**REQUIRED TASK**
From the listing below, extract every line in which the word "name" appears.
───── DATA ROWS
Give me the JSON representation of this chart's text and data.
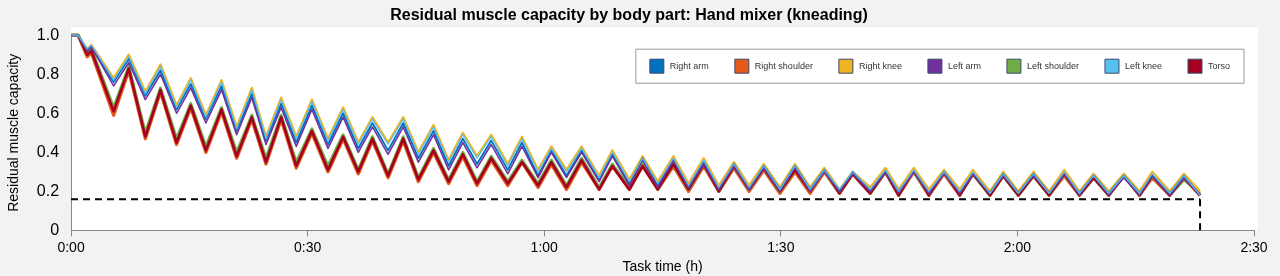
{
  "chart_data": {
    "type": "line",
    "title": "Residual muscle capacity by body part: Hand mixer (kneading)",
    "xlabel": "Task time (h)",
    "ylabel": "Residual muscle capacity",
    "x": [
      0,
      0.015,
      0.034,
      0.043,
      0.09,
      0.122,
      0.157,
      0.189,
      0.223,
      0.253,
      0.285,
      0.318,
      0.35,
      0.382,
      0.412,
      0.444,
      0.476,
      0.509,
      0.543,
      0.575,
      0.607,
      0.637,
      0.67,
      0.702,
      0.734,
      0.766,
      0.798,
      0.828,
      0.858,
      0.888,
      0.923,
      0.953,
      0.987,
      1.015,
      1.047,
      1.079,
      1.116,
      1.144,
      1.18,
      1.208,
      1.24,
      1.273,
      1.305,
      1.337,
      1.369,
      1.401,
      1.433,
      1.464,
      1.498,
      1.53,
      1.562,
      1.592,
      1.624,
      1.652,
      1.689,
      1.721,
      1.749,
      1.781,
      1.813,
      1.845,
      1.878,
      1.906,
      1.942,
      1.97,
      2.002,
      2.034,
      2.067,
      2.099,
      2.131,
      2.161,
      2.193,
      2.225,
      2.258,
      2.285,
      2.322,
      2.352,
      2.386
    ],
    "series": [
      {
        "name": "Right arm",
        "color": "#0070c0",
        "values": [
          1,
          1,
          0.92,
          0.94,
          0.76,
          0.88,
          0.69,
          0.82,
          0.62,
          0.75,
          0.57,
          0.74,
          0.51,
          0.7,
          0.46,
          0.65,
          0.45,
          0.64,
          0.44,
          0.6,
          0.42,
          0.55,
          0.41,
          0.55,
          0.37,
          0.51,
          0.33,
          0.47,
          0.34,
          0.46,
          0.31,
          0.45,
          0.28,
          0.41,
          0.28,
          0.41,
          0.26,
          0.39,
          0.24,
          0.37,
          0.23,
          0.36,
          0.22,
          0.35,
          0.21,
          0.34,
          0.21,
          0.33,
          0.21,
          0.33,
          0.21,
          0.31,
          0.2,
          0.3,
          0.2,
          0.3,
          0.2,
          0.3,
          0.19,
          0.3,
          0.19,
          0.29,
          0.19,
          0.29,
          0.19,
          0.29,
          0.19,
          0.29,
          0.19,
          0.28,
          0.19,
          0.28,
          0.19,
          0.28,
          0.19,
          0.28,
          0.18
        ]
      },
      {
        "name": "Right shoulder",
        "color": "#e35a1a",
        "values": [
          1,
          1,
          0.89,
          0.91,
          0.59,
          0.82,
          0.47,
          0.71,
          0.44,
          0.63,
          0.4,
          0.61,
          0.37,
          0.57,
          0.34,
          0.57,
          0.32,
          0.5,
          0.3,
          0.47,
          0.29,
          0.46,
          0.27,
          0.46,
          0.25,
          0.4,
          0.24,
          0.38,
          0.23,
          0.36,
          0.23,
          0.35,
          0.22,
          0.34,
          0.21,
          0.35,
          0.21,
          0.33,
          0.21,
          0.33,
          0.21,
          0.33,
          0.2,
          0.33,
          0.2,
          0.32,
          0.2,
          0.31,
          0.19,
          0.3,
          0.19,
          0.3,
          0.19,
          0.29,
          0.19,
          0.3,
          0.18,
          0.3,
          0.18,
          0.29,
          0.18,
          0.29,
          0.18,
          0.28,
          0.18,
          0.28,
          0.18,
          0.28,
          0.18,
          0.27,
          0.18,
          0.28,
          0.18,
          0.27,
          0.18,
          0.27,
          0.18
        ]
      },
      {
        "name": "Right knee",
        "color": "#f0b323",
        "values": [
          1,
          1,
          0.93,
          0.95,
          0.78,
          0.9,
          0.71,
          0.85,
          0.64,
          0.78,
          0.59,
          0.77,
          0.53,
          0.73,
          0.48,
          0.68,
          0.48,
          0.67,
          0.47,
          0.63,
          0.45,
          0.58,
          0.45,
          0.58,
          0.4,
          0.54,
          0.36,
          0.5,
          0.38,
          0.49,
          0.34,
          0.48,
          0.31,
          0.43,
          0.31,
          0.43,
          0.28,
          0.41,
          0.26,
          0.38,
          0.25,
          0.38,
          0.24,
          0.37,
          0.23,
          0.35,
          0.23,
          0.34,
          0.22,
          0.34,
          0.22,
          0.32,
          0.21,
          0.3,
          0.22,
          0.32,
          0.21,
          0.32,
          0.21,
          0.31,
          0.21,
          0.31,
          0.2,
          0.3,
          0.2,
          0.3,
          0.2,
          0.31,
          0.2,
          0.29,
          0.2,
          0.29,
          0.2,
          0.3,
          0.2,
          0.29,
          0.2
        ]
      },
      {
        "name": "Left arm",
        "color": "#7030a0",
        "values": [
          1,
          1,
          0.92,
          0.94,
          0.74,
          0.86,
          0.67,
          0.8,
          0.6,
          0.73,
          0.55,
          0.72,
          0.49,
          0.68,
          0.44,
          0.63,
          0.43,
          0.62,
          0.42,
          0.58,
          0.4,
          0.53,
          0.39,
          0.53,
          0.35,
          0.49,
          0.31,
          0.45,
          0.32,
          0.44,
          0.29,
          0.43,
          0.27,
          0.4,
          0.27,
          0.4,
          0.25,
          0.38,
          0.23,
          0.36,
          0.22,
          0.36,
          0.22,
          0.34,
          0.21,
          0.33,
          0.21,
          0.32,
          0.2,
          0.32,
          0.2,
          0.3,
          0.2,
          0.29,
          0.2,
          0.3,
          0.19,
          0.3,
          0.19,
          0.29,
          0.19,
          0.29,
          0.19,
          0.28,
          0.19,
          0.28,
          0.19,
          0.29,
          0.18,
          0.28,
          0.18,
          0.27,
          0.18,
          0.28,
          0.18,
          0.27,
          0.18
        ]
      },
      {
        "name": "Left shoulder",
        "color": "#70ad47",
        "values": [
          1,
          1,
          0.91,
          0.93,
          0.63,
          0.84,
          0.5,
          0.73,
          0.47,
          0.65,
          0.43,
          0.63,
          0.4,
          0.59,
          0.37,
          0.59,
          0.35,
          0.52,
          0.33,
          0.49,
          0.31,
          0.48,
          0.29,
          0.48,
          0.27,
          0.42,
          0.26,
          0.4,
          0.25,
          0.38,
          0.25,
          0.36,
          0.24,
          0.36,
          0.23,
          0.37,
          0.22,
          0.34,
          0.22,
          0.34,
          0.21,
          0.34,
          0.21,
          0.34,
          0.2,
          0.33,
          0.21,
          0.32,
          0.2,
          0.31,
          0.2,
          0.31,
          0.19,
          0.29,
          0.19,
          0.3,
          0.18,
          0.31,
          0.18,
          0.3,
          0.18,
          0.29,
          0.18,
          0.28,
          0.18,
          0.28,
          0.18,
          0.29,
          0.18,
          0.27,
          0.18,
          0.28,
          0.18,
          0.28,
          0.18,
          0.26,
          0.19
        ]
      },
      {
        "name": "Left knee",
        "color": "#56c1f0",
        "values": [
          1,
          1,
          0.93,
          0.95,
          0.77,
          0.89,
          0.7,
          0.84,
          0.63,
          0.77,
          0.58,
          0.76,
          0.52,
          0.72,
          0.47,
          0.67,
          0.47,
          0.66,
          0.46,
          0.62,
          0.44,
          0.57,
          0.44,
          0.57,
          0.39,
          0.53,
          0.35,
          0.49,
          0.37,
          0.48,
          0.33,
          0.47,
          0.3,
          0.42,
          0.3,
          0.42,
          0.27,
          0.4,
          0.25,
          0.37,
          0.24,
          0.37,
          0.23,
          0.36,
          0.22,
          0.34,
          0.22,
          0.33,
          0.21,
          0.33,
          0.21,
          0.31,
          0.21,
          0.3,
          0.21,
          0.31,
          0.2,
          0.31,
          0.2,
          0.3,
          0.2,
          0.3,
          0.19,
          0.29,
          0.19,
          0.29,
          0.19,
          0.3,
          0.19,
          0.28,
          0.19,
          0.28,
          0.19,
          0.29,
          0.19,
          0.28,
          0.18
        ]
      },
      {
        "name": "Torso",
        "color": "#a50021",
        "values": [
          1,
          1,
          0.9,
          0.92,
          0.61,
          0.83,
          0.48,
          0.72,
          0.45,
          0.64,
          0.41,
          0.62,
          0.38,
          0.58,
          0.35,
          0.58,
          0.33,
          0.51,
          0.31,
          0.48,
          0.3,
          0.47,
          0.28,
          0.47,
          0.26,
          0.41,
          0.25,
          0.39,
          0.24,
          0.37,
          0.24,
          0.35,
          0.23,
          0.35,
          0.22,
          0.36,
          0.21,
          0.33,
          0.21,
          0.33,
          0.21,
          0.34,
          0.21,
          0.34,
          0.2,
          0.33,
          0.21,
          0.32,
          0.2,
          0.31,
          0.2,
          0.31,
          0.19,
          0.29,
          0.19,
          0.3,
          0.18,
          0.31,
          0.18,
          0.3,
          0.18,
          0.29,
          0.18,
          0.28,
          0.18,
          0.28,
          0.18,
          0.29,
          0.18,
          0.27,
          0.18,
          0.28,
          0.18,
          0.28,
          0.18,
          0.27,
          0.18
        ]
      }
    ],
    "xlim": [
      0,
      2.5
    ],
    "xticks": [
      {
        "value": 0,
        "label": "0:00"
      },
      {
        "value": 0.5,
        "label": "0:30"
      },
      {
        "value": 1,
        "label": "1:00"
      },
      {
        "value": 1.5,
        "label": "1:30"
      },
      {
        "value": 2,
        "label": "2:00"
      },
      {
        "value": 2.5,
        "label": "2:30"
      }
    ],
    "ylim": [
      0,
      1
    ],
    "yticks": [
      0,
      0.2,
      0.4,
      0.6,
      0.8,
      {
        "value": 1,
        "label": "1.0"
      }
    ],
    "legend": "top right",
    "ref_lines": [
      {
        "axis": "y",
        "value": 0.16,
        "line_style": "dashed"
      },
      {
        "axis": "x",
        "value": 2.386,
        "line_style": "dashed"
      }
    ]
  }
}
──────────
**SOLUTION**
        "name": "Right arm",
        "name": "Right shoulder",
        "name": "Right knee",
        "name": "Left arm",
        "name": "Left shoulder",
        "name": "Left knee",
        "name": "Torso",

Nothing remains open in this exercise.